### SELECTED TEXT
Link to the type aggregate_type.
Link to the field added to the st_sp_chistics.
-
Alter and Create Aggregate functions: The CREATE FUNCTION query should store if the function is an aggregate/window/normal function in the aggregate field of the mysql.proc table. Alter query should allow user to change the aggregate field of the mysql.proc table.
Added the implementation of the Item_sum_sp class
This class is inherited from the Item_sum class.This class mainly deals with the concept of making an interface which allows user to execute aggregate functions.For executing the aggregate functions we have taken a special cursor approach.
-
Cursor Approach: A new instruction FETCH GROUP NEXT ROW instruction is introduced. This instruction handles the state the aggregate function is currently in. There is a field pause_state in the class sp_context.
pause_state is TRUE: In this case, the function enters the pause state and we save the state of the function. The instruction pointer(instr_ptr) continues to point to the FETCH GROUP NEXT ROW instruction, and the function makes a temporary pause in its execution and that the state of the function is saved. The function is paused so that next row values can be set for the function's arguments. After the values are passed to the arguments the function resumes execution.

Document layout detection data
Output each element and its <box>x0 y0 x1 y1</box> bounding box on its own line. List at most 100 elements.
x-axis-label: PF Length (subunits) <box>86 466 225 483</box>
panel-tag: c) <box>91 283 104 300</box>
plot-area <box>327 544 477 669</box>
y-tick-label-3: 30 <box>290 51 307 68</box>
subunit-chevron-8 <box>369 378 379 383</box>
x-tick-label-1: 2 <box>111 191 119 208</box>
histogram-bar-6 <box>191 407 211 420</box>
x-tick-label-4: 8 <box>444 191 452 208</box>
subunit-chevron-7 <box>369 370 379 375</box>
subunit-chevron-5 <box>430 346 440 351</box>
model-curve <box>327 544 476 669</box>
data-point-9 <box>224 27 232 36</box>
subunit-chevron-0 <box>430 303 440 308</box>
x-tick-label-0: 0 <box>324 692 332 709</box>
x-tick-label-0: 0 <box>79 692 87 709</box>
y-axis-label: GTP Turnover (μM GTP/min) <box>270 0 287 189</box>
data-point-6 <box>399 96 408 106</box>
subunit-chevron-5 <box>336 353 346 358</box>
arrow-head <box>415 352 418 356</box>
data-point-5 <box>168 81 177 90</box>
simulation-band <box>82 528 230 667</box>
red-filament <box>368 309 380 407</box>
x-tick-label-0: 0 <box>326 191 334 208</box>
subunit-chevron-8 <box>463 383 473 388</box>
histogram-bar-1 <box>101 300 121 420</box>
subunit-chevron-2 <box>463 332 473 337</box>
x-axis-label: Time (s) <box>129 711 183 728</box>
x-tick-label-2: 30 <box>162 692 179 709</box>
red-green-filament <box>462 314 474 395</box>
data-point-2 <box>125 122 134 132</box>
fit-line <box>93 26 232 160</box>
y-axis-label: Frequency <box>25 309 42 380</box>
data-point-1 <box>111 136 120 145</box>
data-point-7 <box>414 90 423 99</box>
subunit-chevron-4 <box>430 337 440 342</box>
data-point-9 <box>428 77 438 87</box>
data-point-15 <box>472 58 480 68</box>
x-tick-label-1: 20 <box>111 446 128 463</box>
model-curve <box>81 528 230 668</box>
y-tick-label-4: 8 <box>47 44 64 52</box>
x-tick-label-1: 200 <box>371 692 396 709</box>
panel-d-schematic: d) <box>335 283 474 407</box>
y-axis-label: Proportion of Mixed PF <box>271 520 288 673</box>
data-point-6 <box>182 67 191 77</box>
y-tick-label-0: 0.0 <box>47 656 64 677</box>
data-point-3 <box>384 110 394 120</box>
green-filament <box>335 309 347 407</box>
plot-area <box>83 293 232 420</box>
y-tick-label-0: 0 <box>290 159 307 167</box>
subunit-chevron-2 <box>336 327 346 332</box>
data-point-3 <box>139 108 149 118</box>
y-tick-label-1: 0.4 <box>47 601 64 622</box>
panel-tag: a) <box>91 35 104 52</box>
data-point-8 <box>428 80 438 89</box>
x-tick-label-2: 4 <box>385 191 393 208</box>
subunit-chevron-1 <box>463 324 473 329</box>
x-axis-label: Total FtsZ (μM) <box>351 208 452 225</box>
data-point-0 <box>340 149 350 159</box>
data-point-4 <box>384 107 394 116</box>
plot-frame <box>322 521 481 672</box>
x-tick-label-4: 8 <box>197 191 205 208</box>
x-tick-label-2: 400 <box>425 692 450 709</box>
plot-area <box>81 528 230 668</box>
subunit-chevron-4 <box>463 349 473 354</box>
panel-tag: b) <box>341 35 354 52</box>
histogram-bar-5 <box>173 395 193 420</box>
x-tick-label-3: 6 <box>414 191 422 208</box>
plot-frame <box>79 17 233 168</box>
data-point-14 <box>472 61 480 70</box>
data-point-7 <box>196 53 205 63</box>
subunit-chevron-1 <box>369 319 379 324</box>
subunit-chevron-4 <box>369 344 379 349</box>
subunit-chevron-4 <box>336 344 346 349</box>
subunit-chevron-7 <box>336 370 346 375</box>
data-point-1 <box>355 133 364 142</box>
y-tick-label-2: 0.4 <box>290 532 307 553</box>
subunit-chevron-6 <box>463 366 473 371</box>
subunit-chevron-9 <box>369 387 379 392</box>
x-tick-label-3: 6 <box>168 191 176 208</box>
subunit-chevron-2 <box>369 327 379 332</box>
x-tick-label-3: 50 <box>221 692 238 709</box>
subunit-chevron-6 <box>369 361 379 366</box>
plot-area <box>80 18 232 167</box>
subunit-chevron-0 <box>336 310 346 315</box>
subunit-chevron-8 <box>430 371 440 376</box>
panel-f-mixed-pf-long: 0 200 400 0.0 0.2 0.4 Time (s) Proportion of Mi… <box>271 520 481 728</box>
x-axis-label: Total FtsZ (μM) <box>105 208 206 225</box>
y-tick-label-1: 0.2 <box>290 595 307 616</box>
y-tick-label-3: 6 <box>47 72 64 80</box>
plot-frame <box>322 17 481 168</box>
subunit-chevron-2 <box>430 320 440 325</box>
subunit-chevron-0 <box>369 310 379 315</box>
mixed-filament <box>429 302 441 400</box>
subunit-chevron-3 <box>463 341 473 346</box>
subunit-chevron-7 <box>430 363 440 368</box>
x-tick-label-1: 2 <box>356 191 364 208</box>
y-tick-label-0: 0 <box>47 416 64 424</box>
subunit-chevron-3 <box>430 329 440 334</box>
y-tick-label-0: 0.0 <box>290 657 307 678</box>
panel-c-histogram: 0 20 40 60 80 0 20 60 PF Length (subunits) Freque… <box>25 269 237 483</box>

### EXERCISE
In the notes on stored aggregate functions, what new instruction does the cursor approach introduce?

### SOLUTION TO THE PROBLEM
FETCH GROUP NEXT ROW